STATED PROBLEM:
Select all lines with the string "beredningens" in them, and copy those lines.
>> start RECORDS
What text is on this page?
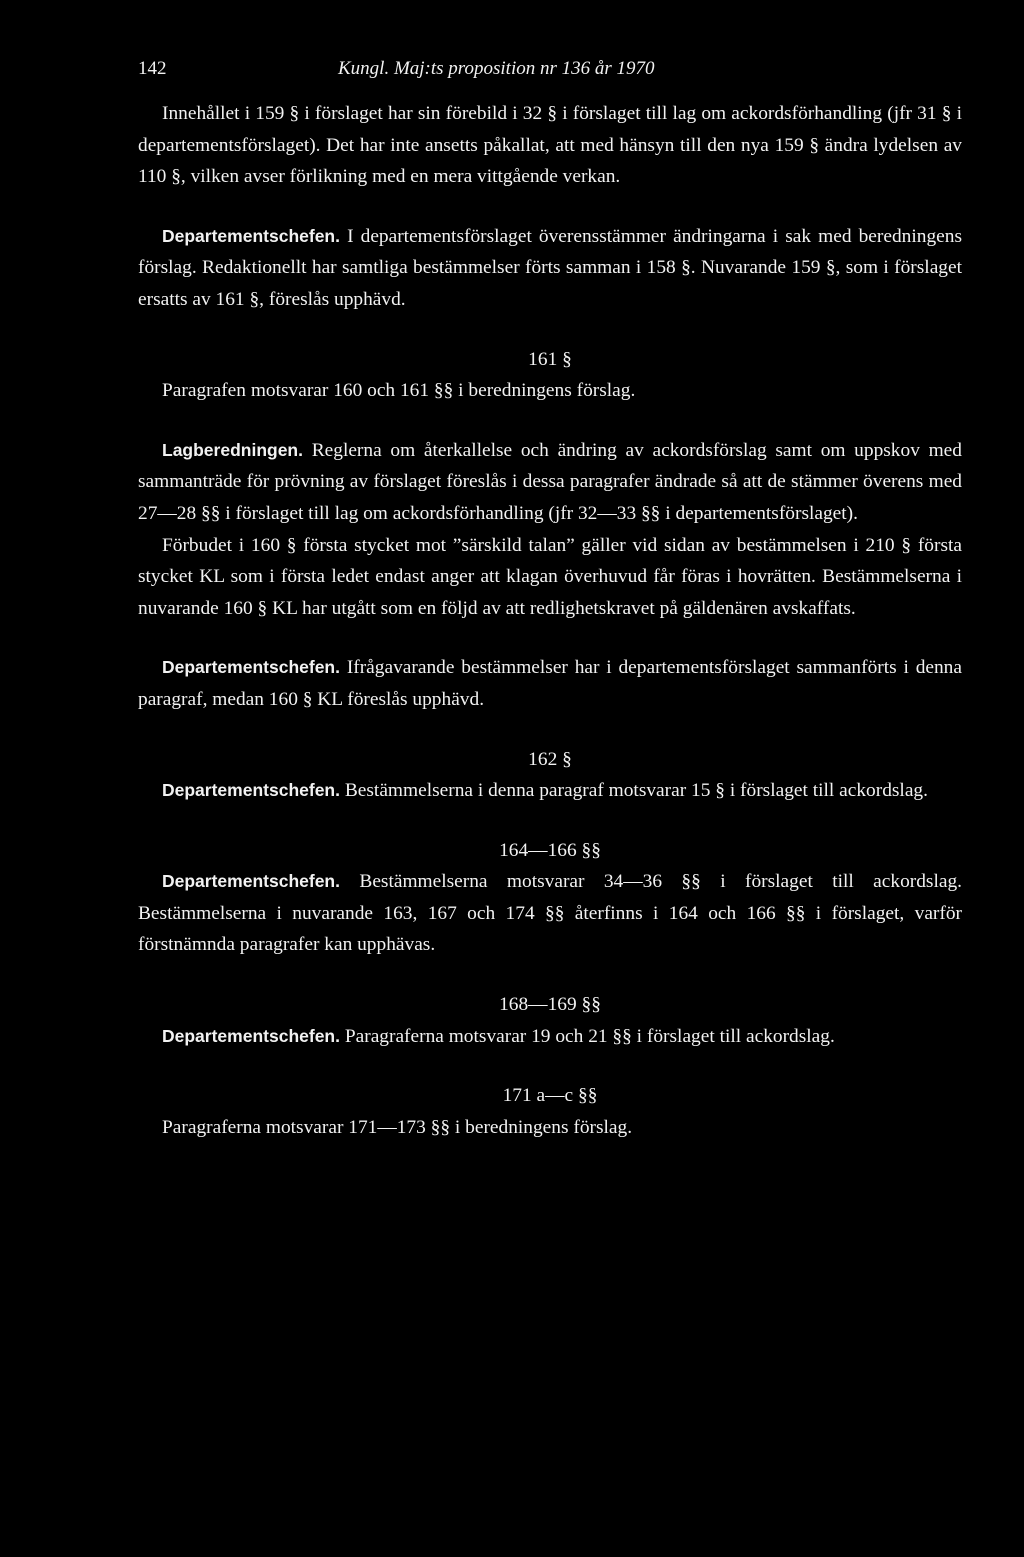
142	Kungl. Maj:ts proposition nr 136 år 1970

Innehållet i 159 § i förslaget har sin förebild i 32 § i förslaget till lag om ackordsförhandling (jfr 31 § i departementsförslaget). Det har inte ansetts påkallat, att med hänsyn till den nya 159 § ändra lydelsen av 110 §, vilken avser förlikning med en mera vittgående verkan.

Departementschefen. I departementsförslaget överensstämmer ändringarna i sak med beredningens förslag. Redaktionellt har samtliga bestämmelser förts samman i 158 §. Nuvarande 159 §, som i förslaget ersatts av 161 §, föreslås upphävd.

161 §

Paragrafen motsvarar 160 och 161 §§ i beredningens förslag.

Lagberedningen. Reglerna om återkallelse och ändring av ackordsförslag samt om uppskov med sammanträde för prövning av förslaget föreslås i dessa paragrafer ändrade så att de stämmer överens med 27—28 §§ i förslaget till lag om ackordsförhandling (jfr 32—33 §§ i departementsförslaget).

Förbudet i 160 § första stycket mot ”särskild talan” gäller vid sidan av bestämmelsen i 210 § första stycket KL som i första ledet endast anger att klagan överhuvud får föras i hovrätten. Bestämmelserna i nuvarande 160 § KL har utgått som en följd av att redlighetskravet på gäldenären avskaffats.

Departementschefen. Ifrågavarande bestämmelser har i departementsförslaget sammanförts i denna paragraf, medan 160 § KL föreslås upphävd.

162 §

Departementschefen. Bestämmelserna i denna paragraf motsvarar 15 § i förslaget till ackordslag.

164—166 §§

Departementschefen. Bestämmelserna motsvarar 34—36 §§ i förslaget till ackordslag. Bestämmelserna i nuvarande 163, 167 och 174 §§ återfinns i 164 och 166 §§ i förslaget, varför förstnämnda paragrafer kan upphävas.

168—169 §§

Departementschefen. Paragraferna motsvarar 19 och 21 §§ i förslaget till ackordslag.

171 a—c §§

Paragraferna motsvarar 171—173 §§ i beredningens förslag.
>> end RECORDS
>> start RECORDS
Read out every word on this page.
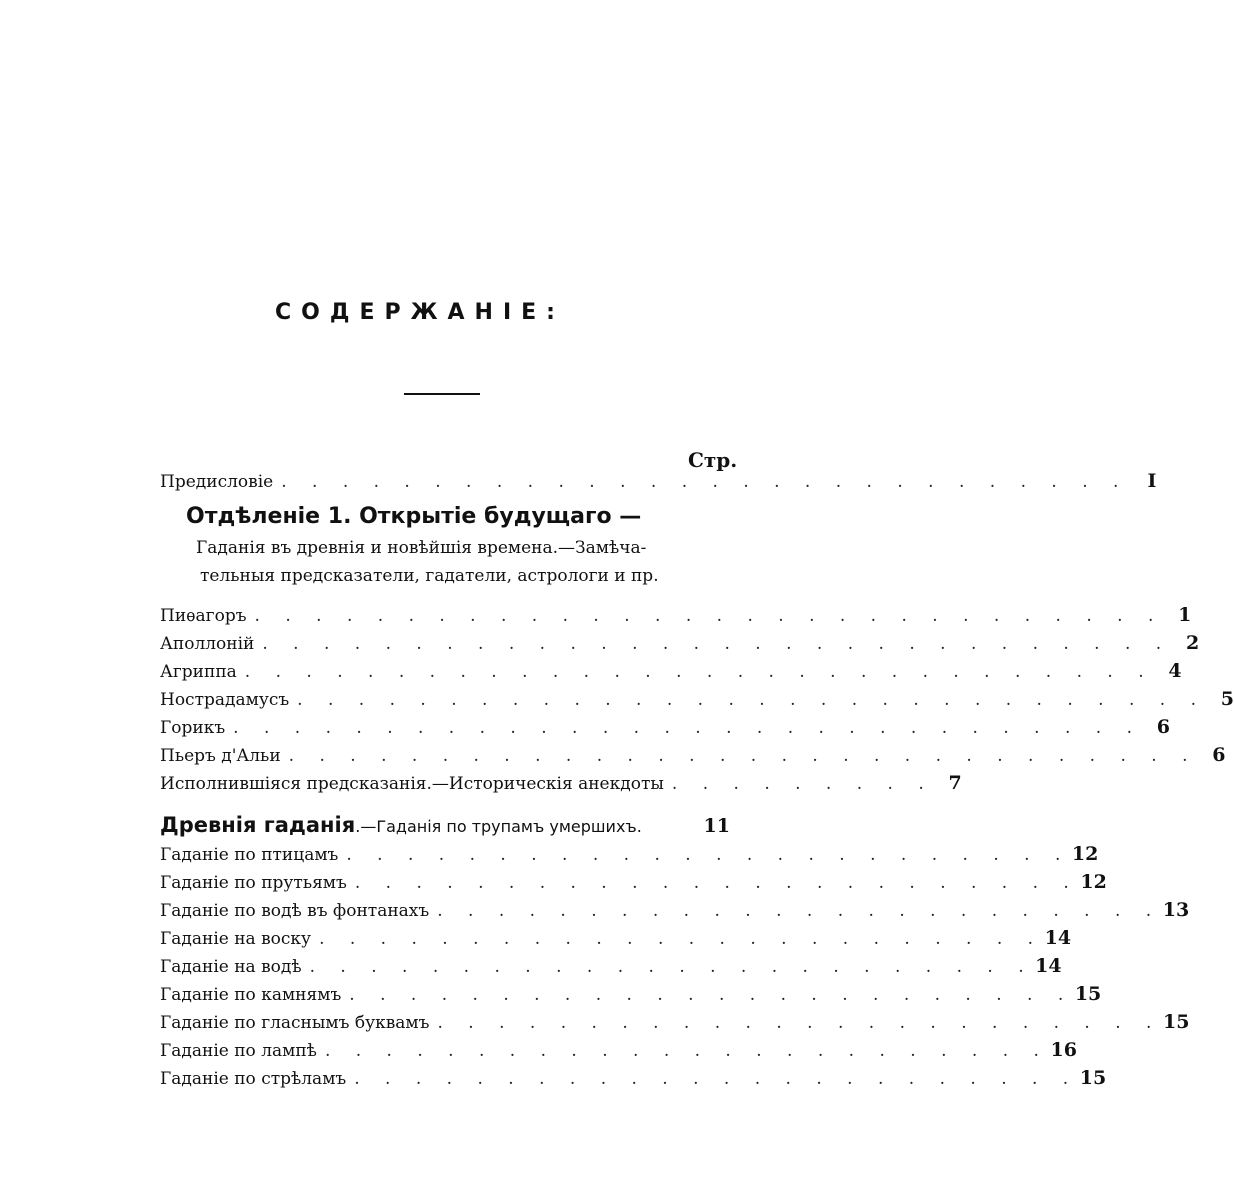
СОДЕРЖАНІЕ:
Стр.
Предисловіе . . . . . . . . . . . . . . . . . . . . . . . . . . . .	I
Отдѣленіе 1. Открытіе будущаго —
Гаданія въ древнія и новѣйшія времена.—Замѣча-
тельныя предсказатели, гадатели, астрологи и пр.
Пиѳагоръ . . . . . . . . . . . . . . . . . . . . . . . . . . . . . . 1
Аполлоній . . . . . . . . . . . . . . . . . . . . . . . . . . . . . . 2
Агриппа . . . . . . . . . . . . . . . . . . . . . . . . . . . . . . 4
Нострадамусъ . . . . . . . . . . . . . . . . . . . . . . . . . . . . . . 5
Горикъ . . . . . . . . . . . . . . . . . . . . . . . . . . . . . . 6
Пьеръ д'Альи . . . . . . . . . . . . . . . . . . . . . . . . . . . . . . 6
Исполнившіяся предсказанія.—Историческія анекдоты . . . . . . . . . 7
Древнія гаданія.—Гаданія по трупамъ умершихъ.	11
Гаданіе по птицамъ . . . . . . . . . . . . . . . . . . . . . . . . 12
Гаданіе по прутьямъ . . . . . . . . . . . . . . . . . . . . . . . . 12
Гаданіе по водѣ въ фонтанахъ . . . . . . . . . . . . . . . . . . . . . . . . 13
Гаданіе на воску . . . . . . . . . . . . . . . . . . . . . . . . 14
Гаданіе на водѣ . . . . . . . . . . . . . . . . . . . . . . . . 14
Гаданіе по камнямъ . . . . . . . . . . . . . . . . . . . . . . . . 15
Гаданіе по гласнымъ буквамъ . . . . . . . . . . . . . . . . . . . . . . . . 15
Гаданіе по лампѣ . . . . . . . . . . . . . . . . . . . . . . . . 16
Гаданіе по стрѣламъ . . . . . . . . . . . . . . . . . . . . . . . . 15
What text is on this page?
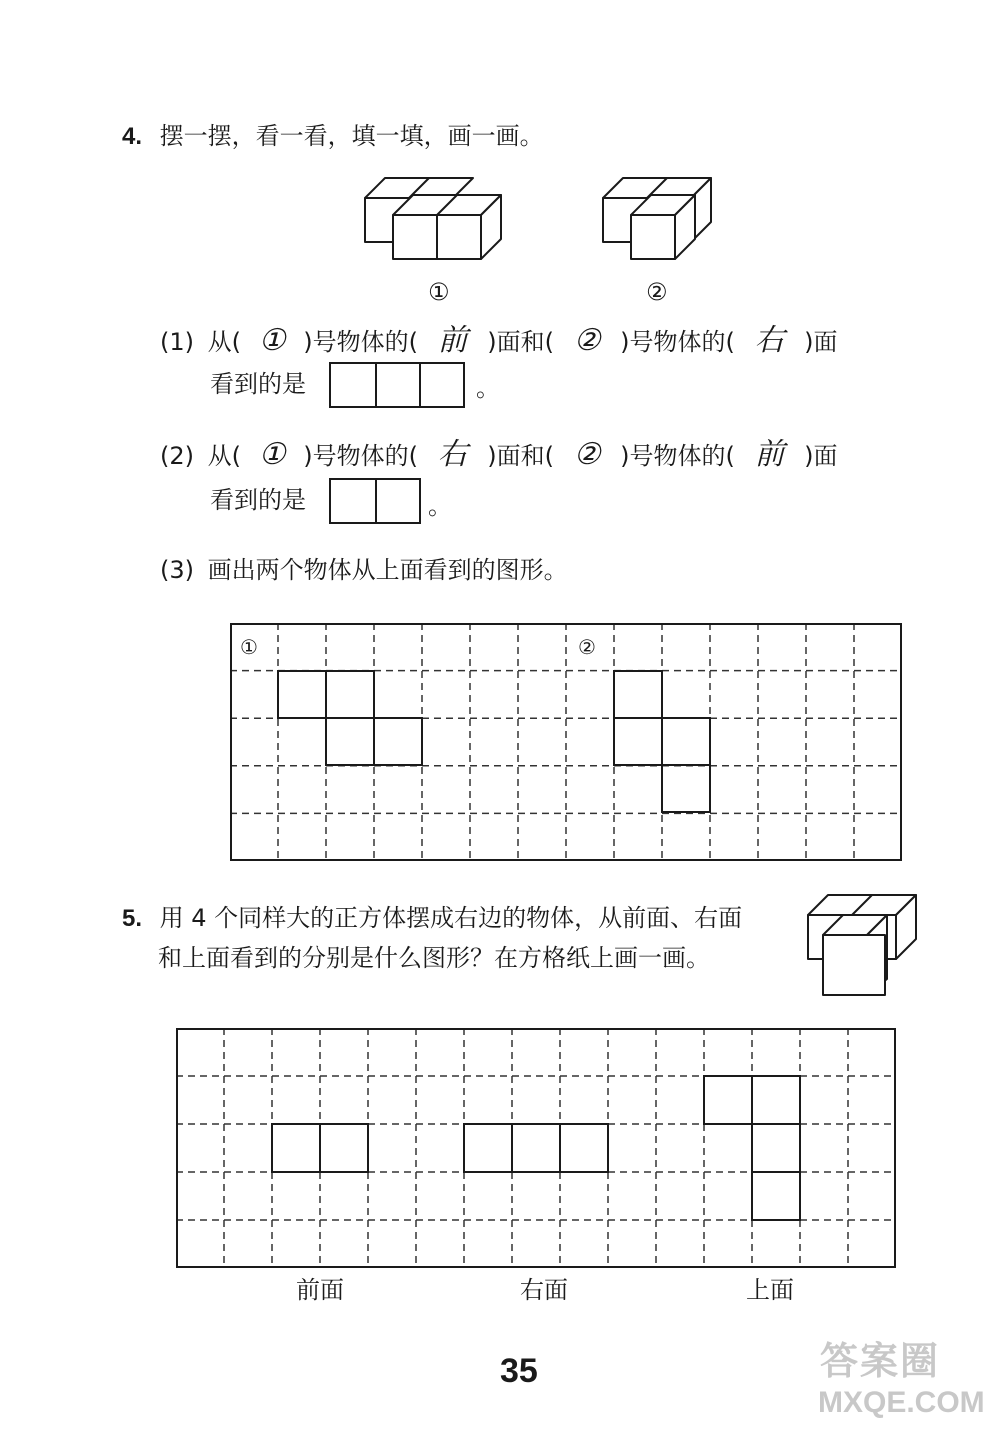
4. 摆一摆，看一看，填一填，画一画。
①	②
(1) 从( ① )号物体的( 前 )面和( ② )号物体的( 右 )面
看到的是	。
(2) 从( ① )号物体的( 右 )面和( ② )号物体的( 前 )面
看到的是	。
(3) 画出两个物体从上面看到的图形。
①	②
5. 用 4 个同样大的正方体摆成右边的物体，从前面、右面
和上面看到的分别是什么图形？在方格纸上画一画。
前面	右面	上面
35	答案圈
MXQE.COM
>> end RECORDS
FINAL RESULT:
Departementschefen. I departementsförslaget överensstämmer ändringarna i sak med beredningens förslag. Redaktionellt har samtliga bestämmelser förts samman i 158 §. Nuvarande 159 §, som i förslaget ersatts av 161 §, föreslås upphävd.
Paragrafen motsvarar 160 och 161 §§ i beredningens förslag.
Paragraferna motsvarar 171—173 §§ i beredningens förslag.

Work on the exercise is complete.